### Written request
Reproduce all the entries exactly.

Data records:
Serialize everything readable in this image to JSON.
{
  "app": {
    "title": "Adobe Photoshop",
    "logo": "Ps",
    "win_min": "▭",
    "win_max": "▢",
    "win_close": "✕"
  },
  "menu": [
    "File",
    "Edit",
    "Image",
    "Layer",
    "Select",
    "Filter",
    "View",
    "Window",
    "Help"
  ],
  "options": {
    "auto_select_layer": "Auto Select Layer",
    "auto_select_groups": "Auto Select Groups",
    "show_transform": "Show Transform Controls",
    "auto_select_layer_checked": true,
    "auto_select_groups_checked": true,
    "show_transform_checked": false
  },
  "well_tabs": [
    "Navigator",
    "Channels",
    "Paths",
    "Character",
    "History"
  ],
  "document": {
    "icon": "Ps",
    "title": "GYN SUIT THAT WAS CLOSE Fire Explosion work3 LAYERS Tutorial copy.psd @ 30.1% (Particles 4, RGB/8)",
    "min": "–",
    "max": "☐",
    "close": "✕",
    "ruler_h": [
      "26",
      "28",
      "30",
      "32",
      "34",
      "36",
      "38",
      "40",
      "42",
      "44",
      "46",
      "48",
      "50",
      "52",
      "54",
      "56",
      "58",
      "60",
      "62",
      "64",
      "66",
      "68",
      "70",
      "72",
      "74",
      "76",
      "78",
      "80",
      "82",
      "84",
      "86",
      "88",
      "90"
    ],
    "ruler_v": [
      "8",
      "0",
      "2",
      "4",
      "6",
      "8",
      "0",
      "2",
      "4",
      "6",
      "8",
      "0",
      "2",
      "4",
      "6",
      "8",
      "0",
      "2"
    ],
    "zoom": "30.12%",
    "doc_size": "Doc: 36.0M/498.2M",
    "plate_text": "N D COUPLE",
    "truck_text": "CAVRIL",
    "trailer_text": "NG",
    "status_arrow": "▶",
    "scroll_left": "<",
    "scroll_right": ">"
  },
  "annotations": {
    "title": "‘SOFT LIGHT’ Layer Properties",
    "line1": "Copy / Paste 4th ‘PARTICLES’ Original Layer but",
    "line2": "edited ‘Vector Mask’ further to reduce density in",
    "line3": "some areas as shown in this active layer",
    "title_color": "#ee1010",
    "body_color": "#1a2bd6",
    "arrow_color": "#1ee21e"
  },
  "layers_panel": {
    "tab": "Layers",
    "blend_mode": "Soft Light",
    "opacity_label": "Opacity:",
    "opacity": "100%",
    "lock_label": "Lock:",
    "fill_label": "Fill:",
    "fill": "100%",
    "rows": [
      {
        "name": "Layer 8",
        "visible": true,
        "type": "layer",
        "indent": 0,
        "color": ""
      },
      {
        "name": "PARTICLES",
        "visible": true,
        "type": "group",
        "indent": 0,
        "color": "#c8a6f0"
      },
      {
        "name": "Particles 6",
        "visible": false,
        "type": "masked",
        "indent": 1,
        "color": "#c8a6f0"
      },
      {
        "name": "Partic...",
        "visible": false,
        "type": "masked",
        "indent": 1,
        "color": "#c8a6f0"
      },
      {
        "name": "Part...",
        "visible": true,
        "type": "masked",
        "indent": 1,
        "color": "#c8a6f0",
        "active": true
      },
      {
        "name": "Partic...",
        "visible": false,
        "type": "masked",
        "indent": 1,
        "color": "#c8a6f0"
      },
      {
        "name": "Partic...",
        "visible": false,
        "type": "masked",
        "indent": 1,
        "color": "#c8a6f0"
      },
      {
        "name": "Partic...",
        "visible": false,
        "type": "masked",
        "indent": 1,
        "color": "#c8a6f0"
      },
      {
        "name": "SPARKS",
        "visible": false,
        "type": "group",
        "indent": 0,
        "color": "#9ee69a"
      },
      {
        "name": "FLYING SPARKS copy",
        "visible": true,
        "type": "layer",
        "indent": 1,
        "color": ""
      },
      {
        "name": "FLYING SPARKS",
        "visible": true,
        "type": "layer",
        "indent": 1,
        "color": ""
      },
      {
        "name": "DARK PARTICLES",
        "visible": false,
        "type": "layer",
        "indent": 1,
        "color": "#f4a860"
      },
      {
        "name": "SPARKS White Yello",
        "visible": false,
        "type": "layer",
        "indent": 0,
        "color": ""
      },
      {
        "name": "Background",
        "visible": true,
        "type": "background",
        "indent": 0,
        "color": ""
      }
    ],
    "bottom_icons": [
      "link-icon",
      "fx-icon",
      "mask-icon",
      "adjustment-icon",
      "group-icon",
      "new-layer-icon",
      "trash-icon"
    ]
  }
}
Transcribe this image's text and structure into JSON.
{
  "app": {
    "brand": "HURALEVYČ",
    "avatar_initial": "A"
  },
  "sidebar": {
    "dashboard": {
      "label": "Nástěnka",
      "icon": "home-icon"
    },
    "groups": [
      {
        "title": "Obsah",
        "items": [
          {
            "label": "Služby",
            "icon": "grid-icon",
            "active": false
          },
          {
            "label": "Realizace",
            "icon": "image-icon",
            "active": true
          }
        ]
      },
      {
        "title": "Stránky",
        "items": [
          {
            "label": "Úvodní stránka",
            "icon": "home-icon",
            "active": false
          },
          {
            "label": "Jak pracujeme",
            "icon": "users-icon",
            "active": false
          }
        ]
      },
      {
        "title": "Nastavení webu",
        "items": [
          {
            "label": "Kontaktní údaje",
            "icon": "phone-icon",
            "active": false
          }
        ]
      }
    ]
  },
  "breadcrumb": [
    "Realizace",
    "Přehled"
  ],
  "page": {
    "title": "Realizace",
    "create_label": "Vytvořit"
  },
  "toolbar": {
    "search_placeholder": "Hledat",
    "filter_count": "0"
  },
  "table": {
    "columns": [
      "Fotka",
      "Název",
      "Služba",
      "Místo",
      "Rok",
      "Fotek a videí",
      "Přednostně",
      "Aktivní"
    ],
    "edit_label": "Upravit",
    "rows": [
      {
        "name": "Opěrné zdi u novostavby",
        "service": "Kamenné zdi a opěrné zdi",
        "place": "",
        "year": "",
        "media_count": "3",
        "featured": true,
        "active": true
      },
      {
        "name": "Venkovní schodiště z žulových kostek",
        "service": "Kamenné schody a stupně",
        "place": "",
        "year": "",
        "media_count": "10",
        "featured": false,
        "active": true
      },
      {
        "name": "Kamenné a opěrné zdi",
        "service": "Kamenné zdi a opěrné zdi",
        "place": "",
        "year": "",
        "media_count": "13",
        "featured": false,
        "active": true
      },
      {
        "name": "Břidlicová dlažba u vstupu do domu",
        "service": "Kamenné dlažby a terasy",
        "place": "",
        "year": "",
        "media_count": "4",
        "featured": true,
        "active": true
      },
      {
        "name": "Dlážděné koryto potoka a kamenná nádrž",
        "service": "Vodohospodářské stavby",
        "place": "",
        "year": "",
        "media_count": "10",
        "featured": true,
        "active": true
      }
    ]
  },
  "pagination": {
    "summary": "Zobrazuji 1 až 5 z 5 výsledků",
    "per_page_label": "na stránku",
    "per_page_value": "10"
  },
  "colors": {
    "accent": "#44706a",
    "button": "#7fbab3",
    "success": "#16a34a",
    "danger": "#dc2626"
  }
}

### Expected output
Serialize everything readable in this image to JSON.
{
  "app": {
    "title": "Adobe Photoshop",
    "logo": "Ps",
    "win_min": "▭",
    "win_max": "▢",
    "win_close": "✕"
  },
  "menu": [
    "File",
    "Edit",
    "Image",
    "Layer",
    "Select",
    "Filter",
    "View",
    "Window",
    "Help"
  ],
  "options": {
    "auto_select_layer": "Auto Select Layer",
    "auto_select_groups": "Auto Select Groups",
    "show_transform": "Show Transform Controls",
    "auto_select_layer_checked": true,
    "auto_select_groups_checked": true,
    "show_transform_checked": false
  },
  "well_tabs": [
    "Navigator",
    "Channels",
    "Paths",
    "Character",
    "History"
  ],
  "document": {
    "icon": "Ps",
    "title": "GYN SUIT THAT WAS CLOSE Fire Explosion work3 LAYERS Tutorial copy.psd @ 30.1% (Particles 4, RGB/8)",
    "min": "–",
    "max": "☐",
    "close": "✕",
    "ruler_h": [
      "26",
      "28",
      "30",
      "32",
      "34",
      "36",
      "38",
      "40",
      "42",
      "44",
      "46",
      "48",
      "50",
      "52",
      "54",
      "56",
      "58",
      "60",
      "62",
      "64",
      "66",
      "68",
      "70",
      "72",
      "74",
      "76",
      "78",
      "80",
      "82",
      "84",
      "86",
      "88",
      "90"
    ],
    "ruler_v": [
      "8",
      "0",
      "2",
      "4",
      "6",
      "8",
      "0",
      "2",
      "4",
      "6",
      "8",
      "0",
      "2",
      "4",
      "6",
      "8",
      "0",
      "2"
    ],
    "zoom": "30.12%",
    "doc_size": "Doc: 36.0M/498.2M",
    "plate_text": "N D COUPLE",
    "truck_text": "CAVRIL",
    "trailer_text": "NG",
    "status_arrow": "▶",
    "scroll_left": "<",
    "scroll_right": ">"
  },
  "annotations": {
    "title": "‘SOFT LIGHT’ Layer Properties",
    "line1": "Copy / Paste 4th ‘PARTICLES’ Original Layer but",
    "line2": "edited ‘Vector Mask’ further to reduce density in",
    "line3": "some areas as shown in this active layer",
    "title_color": "#ee1010",
    "body_color": "#1a2bd6",
    "arrow_color": "#1ee21e"
  },
  "layers_panel": {
    "tab": "Layers",
    "blend_mode": "Soft Light",
    "opacity_label": "Opacity:",
    "opacity": "100%",
    "lock_label": "Lock:",
    "fill_label": "Fill:",
    "fill": "100%",
    "rows": [
      {
        "name": "Layer 8",
        "visible": true,
        "type": "layer",
        "indent": 0,
        "color": ""
      },
      {
        "name": "PARTICLES",
        "visible": true,
        "type": "group",
        "indent": 0,
        "color": "#c8a6f0"
      },
      {
        "name": "Particles 6",
        "visible": false,
        "type": "masked",
        "indent": 1,
        "color": "#c8a6f0"
      },
      {
        "name": "Partic...",
        "visible": false,
        "type": "masked",
        "indent": 1,
        "color": "#c8a6f0"
      },
      {
        "name": "Part...",
        "visible": true,
        "type": "masked",
        "indent": 1,
        "color": "#c8a6f0",
        "active": true
      },
      {
        "name": "Partic...",
        "visible": false,
        "type": "masked",
        "indent": 1,
        "color": "#c8a6f0"
      },
      {
        "name": "Partic...",
        "visible": false,
        "type": "masked",
        "indent": 1,
        "color": "#c8a6f0"
      },
      {
        "name": "Partic...",
        "visible": false,
        "type": "masked",
        "indent": 1,
        "color": "#c8a6f0"
      },
      {
        "name": "SPARKS",
        "visible": false,
        "type": "group",
        "indent": 0,
        "color": "#9ee69a"
      },
      {
        "name": "FLYING SPARKS copy",
        "visible": true,
        "type": "layer",
        "indent": 1,
        "color": ""
      },
      {
        "name": "FLYING SPARKS",
        "visible": true,
        "type": "layer",
        "indent": 1,
        "color": ""
      },
      {
        "name": "DARK PARTICLES",
        "visible": false,
        "type": "layer",
        "indent": 1,
        "color": "#f4a860"
      },
      {
        "name": "SPARKS White Yello",
        "visible": false,
        "type": "layer",
        "indent": 0,
        "color": ""
      },
      {
        "name": "Background",
        "visible": true,
        "type": "background",
        "indent": 0,
        "color": ""
      }
    ],
    "bottom_icons": [
      "link-icon",
      "fx-icon",
      "mask-icon",
      "adjustment-icon",
      "group-icon",
      "new-layer-icon",
      "trash-icon"
    ]
  }
}
Transcribe this image's text and structure into JSON.
{
  "app": {
    "brand": "HURALEVYČ",
    "avatar_initial": "A"
  },
  "sidebar": {
    "dashboard": {
      "label": "Nástěnka",
      "icon": "home-icon"
    },
    "groups": [
      {
        "title": "Obsah",
        "items": [
          {
            "label": "Služby",
            "icon": "grid-icon",
            "active": false
          },
          {
            "label": "Realizace",
            "icon": "image-icon",
            "active": true
          }
        ]
      },
      {
        "title": "Stránky",
        "items": [
          {
            "label": "Úvodní stránka",
            "icon": "home-icon",
            "active": false
          },
          {
            "label": "Jak pracujeme",
            "icon": "users-icon",
            "active": false
          }
        ]
      },
      {
        "title": "Nastavení webu",
        "items": [
          {
            "label": "Kontaktní údaje",
            "icon": "phone-icon",
            "active": false
          }
        ]
      }
    ]
  },
  "breadcrumb": [
    "Realizace",
    "Přehled"
  ],
  "page": {
    "title": "Realizace",
    "create_label": "Vytvořit"
  },
  "toolbar": {
    "search_placeholder": "Hledat",
    "filter_count": "0"
  },
  "table": {
    "columns": [
      "Fotka",
      "Název",
      "Služba",
      "Místo",
      "Rok",
      "Fotek a videí",
      "Přednostně",
      "Aktivní"
    ],
    "edit_label": "Upravit",
    "rows": [
      {
        "name": "Opěrné zdi u novostavby",
        "service": "Kamenné zdi a opěrné zdi",
        "place": "",
        "year": "",
        "media_count": "3",
        "featured": true,
        "active": true
      },
      {
        "name": "Venkovní schodiště z žulových kostek",
        "service": "Kamenné schody a stupně",
        "place": "",
        "year": "",
        "media_count": "10",
        "featured": false,
        "active": true
      },
      {
        "name": "Kamenné a opěrné zdi",
        "service": "Kamenné zdi a opěrné zdi",
        "place": "",
        "year": "",
        "media_count": "13",
        "featured": false,
        "active": true
      },
      {
        "name": "Břidlicová dlažba u vstupu do domu",
        "service": "Kamenné dlažby a terasy",
        "place": "",
        "year": "",
        "media_count": "4",
        "featured": true,
        "active": true
      },
      {
        "name": "Dlážděné koryto potoka a kamenná nádrž",
        "service": "Vodohospodářské stavby",
        "place": "",
        "year": "",
        "media_count": "10",
        "featured": true,
        "active": true
      }
    ]
  },
  "pagination": {
    "summary": "Zobrazuji 1 až 5 z 5 výsledků",
    "per_page_label": "na stránku",
    "per_page_value": "10"
  },
  "colors": {
    "accent": "#44706a",
    "button": "#7fbab3",
    "success": "#16a34a",
    "danger": "#dc2626"
  }
}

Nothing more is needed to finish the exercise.